#### Exercise instructions
Every line below should be copied exactly; drop the pictures.

#### Material for this exercise
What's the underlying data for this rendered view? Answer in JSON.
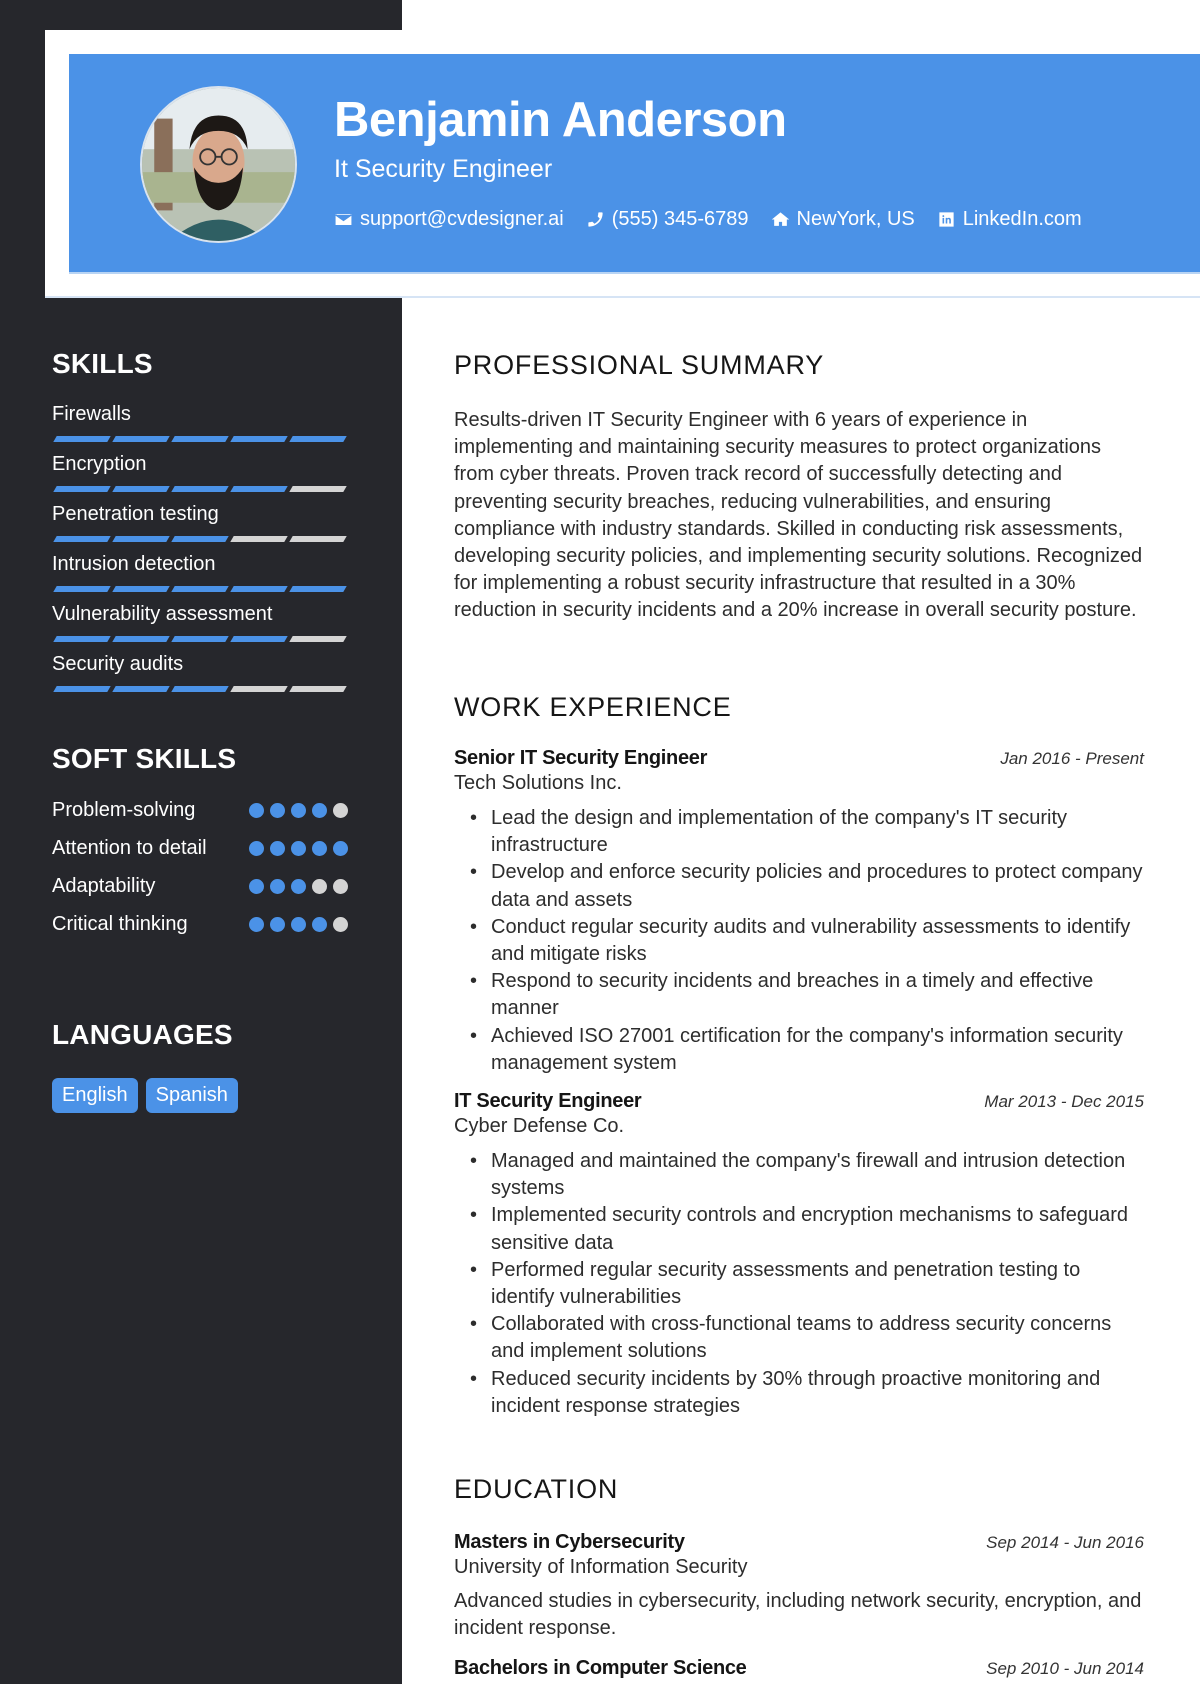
{
  "header": {
    "name": "Benjamin Anderson",
    "title": "It Security Engineer",
    "contacts": [
      {
        "icon": "envelope-icon",
        "text": "support@cvdesigner.ai"
      },
      {
        "icon": "phone-icon",
        "text": "(555) 345-6789"
      },
      {
        "icon": "home-icon",
        "text": "NewYork, US"
      },
      {
        "icon": "linkedin-icon",
        "text": "LinkedIn.com"
      }
    ]
  },
  "sidebar": {
    "skills_heading": "SKILLS",
    "skills": [
      {
        "label": "Firewalls",
        "level": 5,
        "max": 5
      },
      {
        "label": "Encryption",
        "level": 4,
        "max": 5
      },
      {
        "label": "Penetration testing",
        "level": 3,
        "max": 5
      },
      {
        "label": "Intrusion detection",
        "level": 5,
        "max": 5
      },
      {
        "label": "Vulnerability assessment",
        "level": 4,
        "max": 5
      },
      {
        "label": "Security audits",
        "level": 3,
        "max": 5
      }
    ],
    "soft_skills_heading": "SOFT SKILLS",
    "soft_skills": [
      {
        "label": "Problem-solving",
        "level": 4,
        "max": 5
      },
      {
        "label": "Attention to detail",
        "level": 5,
        "max": 5
      },
      {
        "label": "Adaptability",
        "level": 3,
        "max": 5
      },
      {
        "label": "Critical thinking",
        "level": 4,
        "max": 5
      }
    ],
    "languages_heading": "LANGUAGES",
    "languages": [
      "English",
      "Spanish"
    ]
  },
  "main": {
    "summary_heading": "PROFESSIONAL SUMMARY",
    "summary": "Results-driven IT Security Engineer with 6 years of experience in implementing and maintaining security measures to protect organizations from cyber threats. Proven track record of successfully detecting and preventing security breaches, reducing vulnerabilities, and ensuring compliance with industry standards. Skilled in conducting risk assessments, developing security policies, and implementing security solutions. Recognized for implementing a robust security infrastructure that resulted in a 30% reduction in security incidents and a 20% increase in overall security posture.",
    "experience_heading": "WORK EXPERIENCE",
    "jobs": [
      {
        "title": "Senior IT Security Engineer",
        "date": "Jan 2016 - Present",
        "company": "Tech Solutions Inc.",
        "bullets": [
          "Lead the design and implementation of the company's IT security infrastructure",
          "Develop and enforce security policies and procedures to protect company data and assets",
          "Conduct regular security audits and vulnerability assessments to identify and mitigate risks",
          "Respond to security incidents and breaches in a timely and effective manner",
          "Achieved ISO 27001 certification for the company's information security management system"
        ]
      },
      {
        "title": "IT Security Engineer",
        "date": "Mar 2013 - Dec 2015",
        "company": "Cyber Defense Co.",
        "bullets": [
          "Managed and maintained the company's firewall and intrusion detection systems",
          "Implemented security controls and encryption mechanisms to safeguard sensitive data",
          "Performed regular security assessments and penetration testing to identify vulnerabilities",
          "Collaborated with cross-functional teams to address security concerns and implement solutions",
          "Reduced security incidents by 30% through proactive monitoring and incident response strategies"
        ]
      }
    ],
    "education_heading": "EDUCATION",
    "education": [
      {
        "degree": "Masters in Cybersecurity",
        "date": "Sep 2014 - Jun 2016",
        "school": "University of Information Security",
        "description": "Advanced studies in cybersecurity, including network security, encryption, and incident response."
      },
      {
        "degree": "Bachelors in Computer Science",
        "date": "Sep 2010 - Jun 2014"
      }
    ]
  }
}
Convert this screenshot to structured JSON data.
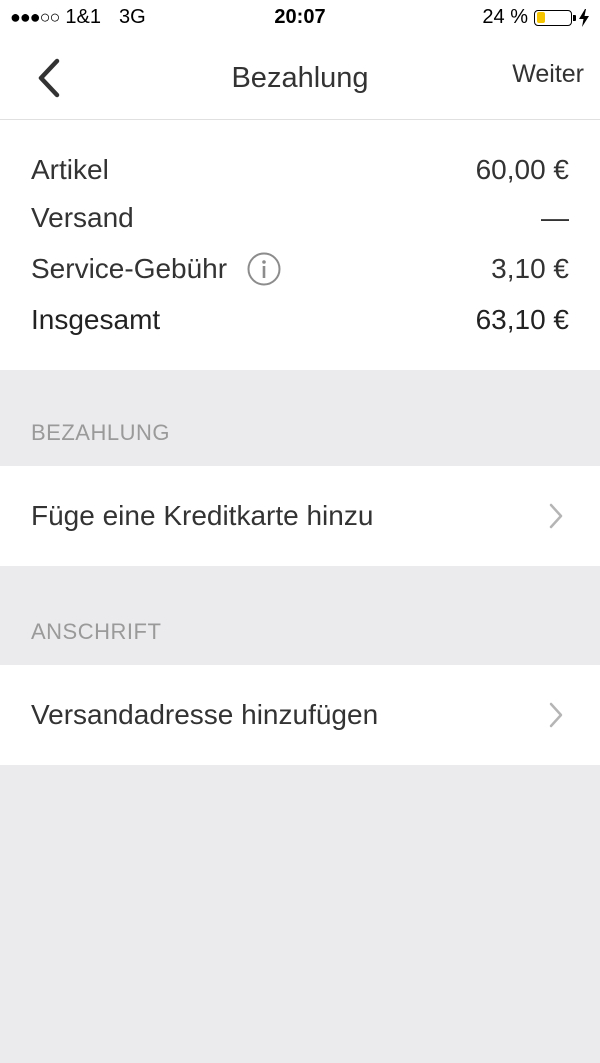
{
  "status_bar": {
    "signal": "●●●○○",
    "carrier": "1&1",
    "network": "3G",
    "time": "20:07",
    "battery_text": "24 %",
    "battery_level": 0.24,
    "battery_color": "#f5c400"
  },
  "nav": {
    "back_icon": "chevron-left-icon",
    "title": "Bezahlung",
    "next_label": "Weiter"
  },
  "summary": {
    "rows": [
      {
        "label": "Artikel",
        "value": "60,00 €"
      },
      {
        "label": "Versand",
        "value": "—"
      },
      {
        "label": "Service-Gebühr",
        "value": "3,10 €",
        "icon": "info-icon"
      },
      {
        "label": "Insgesamt",
        "value": "63,10 €"
      }
    ]
  },
  "sections": {
    "payment": {
      "header": "BEZAHLUNG",
      "item_label": "Füge eine Kreditkarte hinzu"
    },
    "address": {
      "header": "ANSCHRIFT",
      "item_label": "Versandadresse hinzufügen"
    }
  },
  "colors": {
    "background": "#ebebed",
    "text": "#333333",
    "section_header": "#9a9a9a",
    "chevron": "#b5b5b5"
  }
}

#### Finished task
What's the underlying data for this rendered view? Answer in JSON.
{
  "header": {
    "name": "Benjamin Anderson",
    "title": "It Security Engineer",
    "contacts": [
      {
        "icon": "envelope-icon",
        "text": "support@cvdesigner.ai"
      },
      {
        "icon": "phone-icon",
        "text": "(555) 345-6789"
      },
      {
        "icon": "home-icon",
        "text": "NewYork, US"
      },
      {
        "icon": "linkedin-icon",
        "text": "LinkedIn.com"
      }
    ]
  },
  "sidebar": {
    "skills_heading": "SKILLS",
    "skills": [
      {
        "label": "Firewalls",
        "level": 5,
        "max": 5
      },
      {
        "label": "Encryption",
        "level": 4,
        "max": 5
      },
      {
        "label": "Penetration testing",
        "level": 3,
        "max": 5
      },
      {
        "label": "Intrusion detection",
        "level": 5,
        "max": 5
      },
      {
        "label": "Vulnerability assessment",
        "level": 4,
        "max": 5
      },
      {
        "label": "Security audits",
        "level": 3,
        "max": 5
      }
    ],
    "soft_skills_heading": "SOFT SKILLS",
    "soft_skills": [
      {
        "label": "Problem-solving",
        "level": 4,
        "max": 5
      },
      {
        "label": "Attention to detail",
        "level": 5,
        "max": 5
      },
      {
        "label": "Adaptability",
        "level": 3,
        "max": 5
      },
      {
        "label": "Critical thinking",
        "level": 4,
        "max": 5
      }
    ],
    "languages_heading": "LANGUAGES",
    "languages": [
      "English",
      "Spanish"
    ]
  },
  "main": {
    "summary_heading": "PROFESSIONAL SUMMARY",
    "summary": "Results-driven IT Security Engineer with 6 years of experience in implementing and maintaining security measures to protect organizations from cyber threats. Proven track record of successfully detecting and preventing security breaches, reducing vulnerabilities, and ensuring compliance with industry standards. Skilled in conducting risk assessments, developing security policies, and implementing security solutions. Recognized for implementing a robust security infrastructure that resulted in a 30% reduction in security incidents and a 20% increase in overall security posture.",
    "experience_heading": "WORK EXPERIENCE",
    "jobs": [
      {
        "title": "Senior IT Security Engineer",
        "date": "Jan 2016 - Present",
        "company": "Tech Solutions Inc.",
        "bullets": [
          "Lead the design and implementation of the company's IT security infrastructure",
          "Develop and enforce security policies and procedures to protect company data and assets",
          "Conduct regular security audits and vulnerability assessments to identify and mitigate risks",
          "Respond to security incidents and breaches in a timely and effective manner",
          "Achieved ISO 27001 certification for the company's information security management system"
        ]
      },
      {
        "title": "IT Security Engineer",
        "date": "Mar 2013 - Dec 2015",
        "company": "Cyber Defense Co.",
        "bullets": [
          "Managed and maintained the company's firewall and intrusion detection systems",
          "Implemented security controls and encryption mechanisms to safeguard sensitive data",
          "Performed regular security assessments and penetration testing to identify vulnerabilities",
          "Collaborated with cross-functional teams to address security concerns and implement solutions",
          "Reduced security incidents by 30% through proactive monitoring and incident response strategies"
        ]
      }
    ],
    "education_heading": "EDUCATION",
    "education": [
      {
        "degree": "Masters in Cybersecurity",
        "date": "Sep 2014 - Jun 2016",
        "school": "University of Information Security",
        "description": "Advanced studies in cybersecurity, including network security, encryption, and incident response."
      },
      {
        "degree": "Bachelors in Computer Science",
        "date": "Sep 2010 - Jun 2014"
      }
    ]
  }
}
Convert this screenshot to structured JSON data.
{
  "status_bar": {
    "signal": "●●●○○",
    "carrier": "1&1",
    "network": "3G",
    "time": "20:07",
    "battery_text": "24 %",
    "battery_level": 0.24,
    "battery_color": "#f5c400"
  },
  "nav": {
    "back_icon": "chevron-left-icon",
    "title": "Bezahlung",
    "next_label": "Weiter"
  },
  "summary": {
    "rows": [
      {
        "label": "Artikel",
        "value": "60,00 €"
      },
      {
        "label": "Versand",
        "value": "—"
      },
      {
        "label": "Service-Gebühr",
        "value": "3,10 €",
        "icon": "info-icon"
      },
      {
        "label": "Insgesamt",
        "value": "63,10 €"
      }
    ]
  },
  "sections": {
    "payment": {
      "header": "BEZAHLUNG",
      "item_label": "Füge eine Kreditkarte hinzu"
    },
    "address": {
      "header": "ANSCHRIFT",
      "item_label": "Versandadresse hinzufügen"
    }
  },
  "colors": {
    "background": "#ebebed",
    "text": "#333333",
    "section_header": "#9a9a9a",
    "chevron": "#b5b5b5"
  }
}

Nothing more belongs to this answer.